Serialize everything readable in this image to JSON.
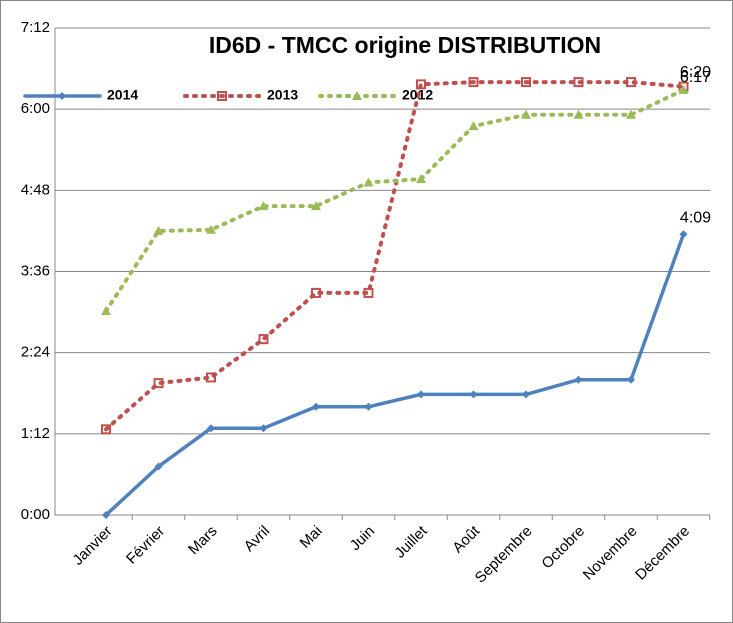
{
  "chart_data": {
    "type": "line",
    "title": "ID6D - TMCC origine DISTRIBUTION",
    "categories": [
      "Janvier",
      "Février",
      "Mars",
      "Avril",
      "Mai",
      "Juin",
      "Juillet",
      "Août",
      "Septembre",
      "Octobre",
      "Novembre",
      "Décembre"
    ],
    "series": [
      {
        "name": "2014",
        "color": "#4f81bd",
        "values": [
          0,
          43,
          77,
          77,
          96,
          96,
          107,
          107,
          107,
          120,
          120,
          249
        ],
        "value_labels": [
          null,
          null,
          null,
          null,
          null,
          null,
          null,
          null,
          null,
          null,
          null,
          "4:09"
        ]
      },
      {
        "name": "2013",
        "color": "#c0504d",
        "values": [
          76,
          117,
          122,
          156,
          197,
          197,
          382,
          384,
          384,
          384,
          384,
          380
        ],
        "value_labels": [
          null,
          null,
          null,
          null,
          null,
          null,
          null,
          null,
          null,
          null,
          null,
          "6:20"
        ]
      },
      {
        "name": "2012",
        "color": "#9bbb59",
        "values": [
          181,
          252,
          253,
          274,
          274,
          295,
          298,
          345,
          355,
          355,
          355,
          377
        ],
        "value_labels": [
          null,
          null,
          null,
          null,
          null,
          null,
          null,
          null,
          null,
          null,
          null,
          "6:17"
        ]
      }
    ],
    "ylim": [
      0,
      432
    ],
    "yticks": [
      {
        "value": 0,
        "label": "0:00"
      },
      {
        "value": 72,
        "label": "1:12"
      },
      {
        "value": 144,
        "label": "2:24"
      },
      {
        "value": 216,
        "label": "3:36"
      },
      {
        "value": 288,
        "label": "4:48"
      },
      {
        "value": 360,
        "label": "6:00"
      },
      {
        "value": 432,
        "label": "7:12"
      }
    ],
    "grid": true
  }
}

▶ **Exercise aim**
Every line that holds the word "color" counts once; state the total number of such lines and nothing else.

▶ **Exercise response**
3